After the ICC acquitted Laurent Gbagbo of crimes against humanity, the fear of renewed violence in Ivory Coast is growing.
The roads to peace in Ivory Coast and Liberia have been quite similar. In both cases, external forces and the arrest of political figures responsible for the escalation of violence have played a pivotal role in the return to normalcy after years of civil war.
In its Global Findings, the Bertelsmann Transformation Index (BTI) 2018 laudably addresses the peaceful development in both West African countries: “While violence has dramatically escalated in Syria or Yemen, also good post-conflict management in Côte d’Ivoire or Liberia can be recorded, further away from and possibly less noticed by Europe.” But now at least, the successful Ivorian path toward peace is in danger as the International Criminal Court in The Hague failed to prosecute for war crimes and acquitted former President Laurent Gbagbo on January 15.
External peacekeeping intervention in both West African countries comprised three key players. These included a Western power with close historical links to the country — France in Ivory Coast and the United States in Liberia — as well as regional and international peacekeeping missions.
France was the first to intervene in Ivory Coast following a coup attempt in September 2002, when rebels tried to topple President Gbagbo, who came to power after a disputed election two years earlier. The country is the economic engine in Francophone West Africa and its collapse would likely have had repercussions well beyond its borders. Facilitated by the ongoing presence of a French military base and bilateral defense accords, France was keen to stop fighting through rapid intervention in one of its most important former colonies by creating a buffer zone between the rebel-held north and the government-controlled south.

* _OBJECTIVE_: Continue the article on peacekeeping in Ivory Coast and Liberia from the point where it stops.

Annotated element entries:
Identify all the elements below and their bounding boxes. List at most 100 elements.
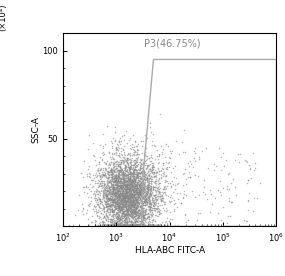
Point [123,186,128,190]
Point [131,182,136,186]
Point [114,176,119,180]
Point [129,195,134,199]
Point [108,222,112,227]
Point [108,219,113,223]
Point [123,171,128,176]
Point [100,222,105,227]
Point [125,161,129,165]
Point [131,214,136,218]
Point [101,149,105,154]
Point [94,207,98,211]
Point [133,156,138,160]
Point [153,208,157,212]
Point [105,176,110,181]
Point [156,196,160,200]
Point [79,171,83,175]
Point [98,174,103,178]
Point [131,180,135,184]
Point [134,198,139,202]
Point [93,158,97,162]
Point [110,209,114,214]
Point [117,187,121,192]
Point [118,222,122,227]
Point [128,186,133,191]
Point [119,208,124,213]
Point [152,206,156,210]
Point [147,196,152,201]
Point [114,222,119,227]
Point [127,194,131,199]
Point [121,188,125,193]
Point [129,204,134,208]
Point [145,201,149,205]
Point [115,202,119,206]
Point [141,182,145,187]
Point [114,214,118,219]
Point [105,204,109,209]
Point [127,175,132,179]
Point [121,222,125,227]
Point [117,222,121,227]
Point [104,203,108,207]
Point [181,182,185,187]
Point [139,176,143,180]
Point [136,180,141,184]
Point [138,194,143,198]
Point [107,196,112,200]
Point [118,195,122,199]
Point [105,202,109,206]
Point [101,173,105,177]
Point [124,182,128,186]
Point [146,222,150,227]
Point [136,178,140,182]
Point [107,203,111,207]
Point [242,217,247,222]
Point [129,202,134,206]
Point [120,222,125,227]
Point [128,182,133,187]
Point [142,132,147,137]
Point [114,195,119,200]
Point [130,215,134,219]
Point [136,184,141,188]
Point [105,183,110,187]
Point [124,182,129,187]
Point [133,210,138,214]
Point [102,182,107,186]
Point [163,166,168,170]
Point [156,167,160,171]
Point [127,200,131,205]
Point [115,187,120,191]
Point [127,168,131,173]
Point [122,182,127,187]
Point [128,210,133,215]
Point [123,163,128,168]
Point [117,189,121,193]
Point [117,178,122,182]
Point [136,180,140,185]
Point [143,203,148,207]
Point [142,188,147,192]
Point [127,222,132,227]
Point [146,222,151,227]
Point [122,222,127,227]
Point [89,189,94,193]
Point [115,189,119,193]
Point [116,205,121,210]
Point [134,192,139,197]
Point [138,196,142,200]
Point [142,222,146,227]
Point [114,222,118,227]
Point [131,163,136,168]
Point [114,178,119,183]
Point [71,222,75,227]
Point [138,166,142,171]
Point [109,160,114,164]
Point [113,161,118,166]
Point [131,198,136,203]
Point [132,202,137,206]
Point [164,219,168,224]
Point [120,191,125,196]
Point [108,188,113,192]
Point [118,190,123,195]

* * *

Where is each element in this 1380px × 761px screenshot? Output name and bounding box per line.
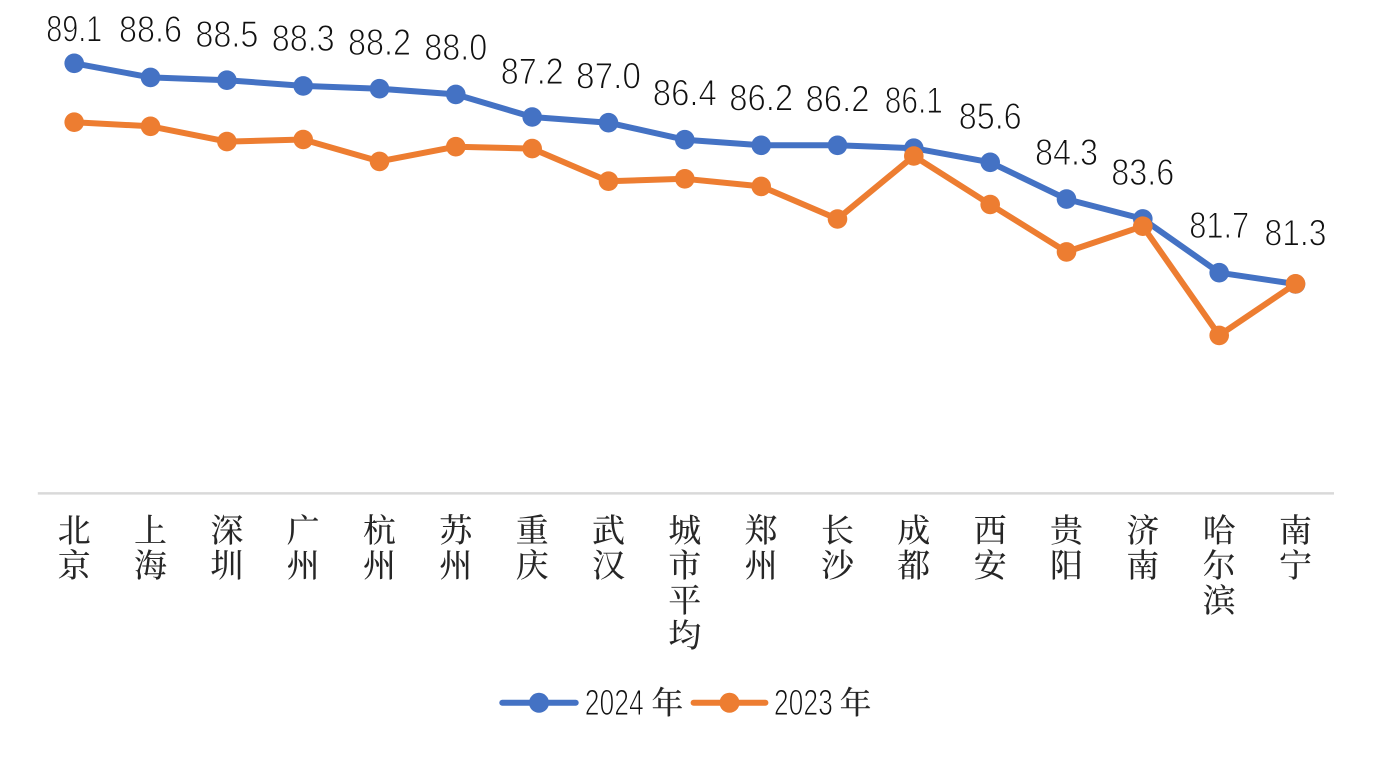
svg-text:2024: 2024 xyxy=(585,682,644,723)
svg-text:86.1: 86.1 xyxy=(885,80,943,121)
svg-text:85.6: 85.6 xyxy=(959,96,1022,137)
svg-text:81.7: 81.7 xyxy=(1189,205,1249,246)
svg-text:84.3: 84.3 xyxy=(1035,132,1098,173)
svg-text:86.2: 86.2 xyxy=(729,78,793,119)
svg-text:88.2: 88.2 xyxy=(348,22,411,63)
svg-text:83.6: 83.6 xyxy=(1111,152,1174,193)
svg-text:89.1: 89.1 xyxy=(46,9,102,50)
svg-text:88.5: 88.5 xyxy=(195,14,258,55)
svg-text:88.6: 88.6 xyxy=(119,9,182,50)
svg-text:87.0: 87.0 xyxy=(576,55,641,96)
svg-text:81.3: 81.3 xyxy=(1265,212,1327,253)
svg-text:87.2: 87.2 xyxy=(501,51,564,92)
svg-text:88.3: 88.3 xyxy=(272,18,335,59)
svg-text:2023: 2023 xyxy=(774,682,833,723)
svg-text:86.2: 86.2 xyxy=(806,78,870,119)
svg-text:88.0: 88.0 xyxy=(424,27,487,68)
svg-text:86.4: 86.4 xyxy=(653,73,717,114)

---

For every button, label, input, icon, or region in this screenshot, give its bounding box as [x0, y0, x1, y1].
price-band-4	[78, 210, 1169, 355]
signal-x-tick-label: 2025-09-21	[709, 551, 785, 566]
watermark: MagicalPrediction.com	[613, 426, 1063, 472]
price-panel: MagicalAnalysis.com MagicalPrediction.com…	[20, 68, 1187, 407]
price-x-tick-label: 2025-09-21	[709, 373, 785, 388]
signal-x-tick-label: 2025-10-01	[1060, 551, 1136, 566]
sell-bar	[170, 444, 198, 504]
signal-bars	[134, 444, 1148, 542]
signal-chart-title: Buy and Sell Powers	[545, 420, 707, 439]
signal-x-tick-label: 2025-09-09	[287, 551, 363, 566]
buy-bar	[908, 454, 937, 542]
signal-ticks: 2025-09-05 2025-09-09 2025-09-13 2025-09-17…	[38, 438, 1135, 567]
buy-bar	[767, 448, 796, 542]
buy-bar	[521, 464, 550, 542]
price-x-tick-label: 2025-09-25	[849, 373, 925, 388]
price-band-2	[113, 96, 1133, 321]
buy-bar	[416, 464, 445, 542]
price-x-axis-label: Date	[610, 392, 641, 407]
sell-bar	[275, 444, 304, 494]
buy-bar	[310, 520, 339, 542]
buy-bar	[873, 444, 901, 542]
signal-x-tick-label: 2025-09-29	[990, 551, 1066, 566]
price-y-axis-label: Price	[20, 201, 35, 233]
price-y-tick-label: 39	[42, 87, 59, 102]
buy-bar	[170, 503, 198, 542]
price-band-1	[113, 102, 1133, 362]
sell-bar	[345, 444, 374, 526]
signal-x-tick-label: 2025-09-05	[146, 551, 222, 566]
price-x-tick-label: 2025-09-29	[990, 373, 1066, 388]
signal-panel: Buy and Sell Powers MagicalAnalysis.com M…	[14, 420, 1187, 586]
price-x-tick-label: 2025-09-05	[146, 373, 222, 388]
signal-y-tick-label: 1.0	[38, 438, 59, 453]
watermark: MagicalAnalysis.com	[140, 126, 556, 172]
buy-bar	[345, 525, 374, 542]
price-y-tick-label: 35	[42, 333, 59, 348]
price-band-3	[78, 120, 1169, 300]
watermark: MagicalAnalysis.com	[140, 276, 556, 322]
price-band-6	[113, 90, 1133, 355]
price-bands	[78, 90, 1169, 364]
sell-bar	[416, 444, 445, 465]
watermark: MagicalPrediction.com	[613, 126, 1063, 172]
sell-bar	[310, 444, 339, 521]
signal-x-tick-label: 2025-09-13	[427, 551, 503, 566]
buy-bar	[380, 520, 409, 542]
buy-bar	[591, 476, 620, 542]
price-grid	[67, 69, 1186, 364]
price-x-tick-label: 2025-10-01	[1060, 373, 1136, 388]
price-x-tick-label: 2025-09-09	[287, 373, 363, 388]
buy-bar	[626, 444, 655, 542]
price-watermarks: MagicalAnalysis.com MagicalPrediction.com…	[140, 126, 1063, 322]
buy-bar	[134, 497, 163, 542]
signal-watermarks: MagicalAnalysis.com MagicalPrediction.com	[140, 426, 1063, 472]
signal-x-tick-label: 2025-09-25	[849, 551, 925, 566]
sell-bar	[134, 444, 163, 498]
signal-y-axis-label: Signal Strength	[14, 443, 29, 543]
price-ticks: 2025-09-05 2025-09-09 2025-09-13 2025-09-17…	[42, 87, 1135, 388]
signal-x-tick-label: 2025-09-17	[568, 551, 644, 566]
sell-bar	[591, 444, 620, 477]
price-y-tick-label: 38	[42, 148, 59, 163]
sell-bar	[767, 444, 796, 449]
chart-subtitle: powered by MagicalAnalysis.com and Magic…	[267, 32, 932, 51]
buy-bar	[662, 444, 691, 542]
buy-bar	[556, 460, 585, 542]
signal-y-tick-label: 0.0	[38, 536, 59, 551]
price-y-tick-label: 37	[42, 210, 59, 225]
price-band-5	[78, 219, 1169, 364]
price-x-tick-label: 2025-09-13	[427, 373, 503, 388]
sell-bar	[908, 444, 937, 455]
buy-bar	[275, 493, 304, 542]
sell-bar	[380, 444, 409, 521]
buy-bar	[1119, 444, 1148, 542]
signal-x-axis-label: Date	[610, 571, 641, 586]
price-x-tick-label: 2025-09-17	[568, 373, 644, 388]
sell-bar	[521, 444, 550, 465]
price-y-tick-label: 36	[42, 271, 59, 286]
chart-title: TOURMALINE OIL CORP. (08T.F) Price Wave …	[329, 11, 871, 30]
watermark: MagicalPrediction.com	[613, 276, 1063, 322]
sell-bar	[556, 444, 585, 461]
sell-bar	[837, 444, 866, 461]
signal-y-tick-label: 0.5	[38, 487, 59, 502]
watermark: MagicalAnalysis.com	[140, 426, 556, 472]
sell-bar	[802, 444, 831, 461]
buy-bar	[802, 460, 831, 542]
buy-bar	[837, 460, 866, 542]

* _WRITTEN REPLY_:
France provided a rapid reaction force and logistical, human and financial support to the peacekeeping force of the Economic Community of West African States (ECOWAS) and UN peacekeeping missions. It also helped the rebels and the United Nations Operation in Côte d’Ivoire (UNOCI) to forcibly remove Gbagbo from power in April 2011, after he had refused to admit his electoral defeat in late 2010.
Similarly, the US played a significant role in bringing the devastating civil war in Liberia to an end. It managed to force President Charles Taylor, a former warlord, to resign and go into exile in Nigeria in August 2003. Taylor’s resignation was the precondition for the US deployment of a joint task force to Liberia, which helped ECOWAS forces to defeat the rebel group, Liberians United for Reconciliation and Democracy, and end fighting.
The Bush administration is also thought to have pressured Nigeria to return Taylor to Liberia in March 2006, where he was apprehended and handed over to the Special Court for Sierra Leone (SCSL). Apart from fighting in Liberia, Taylor was heavily implicated between 1996 and 2002 in the civil war in neighboring Sierra Leone.
Despite all their shortcomings, regional ECOWAS peacekeeping operations — ECOMOG in Liberia and ECOMICI in Ivory Coast — granted legitimacy to the external intervention. For instance, Gbagbo’s supporters criticized France’s “neocolonialist” interventionism and demanded “an African solution to an African problem.”
Meanwhile, the UN peacekeeping missions — UNMIL in Liberia and UNOCI in Ivory Coast — stayed in the two countries well beyond the end of the conflict to prevent the resumption of fighting. After several extensions, UNOCI’s mandate ended in June 2017, while UNMIL extended its presence in Liberia until March 2018.
In May 2012, the SCSL sentenced Taylor to 50 years in prison for crimes against humanity and war crimes committed during the civil war in Sierra Leone. In January 2016, the International Criminal Court opened a trial against Gbagbo and his right-hand man and militia leader, Charles Blé Goudé, whose xenophobic “Ivoirité” policies precipitated the country’s descent into a civil conflict.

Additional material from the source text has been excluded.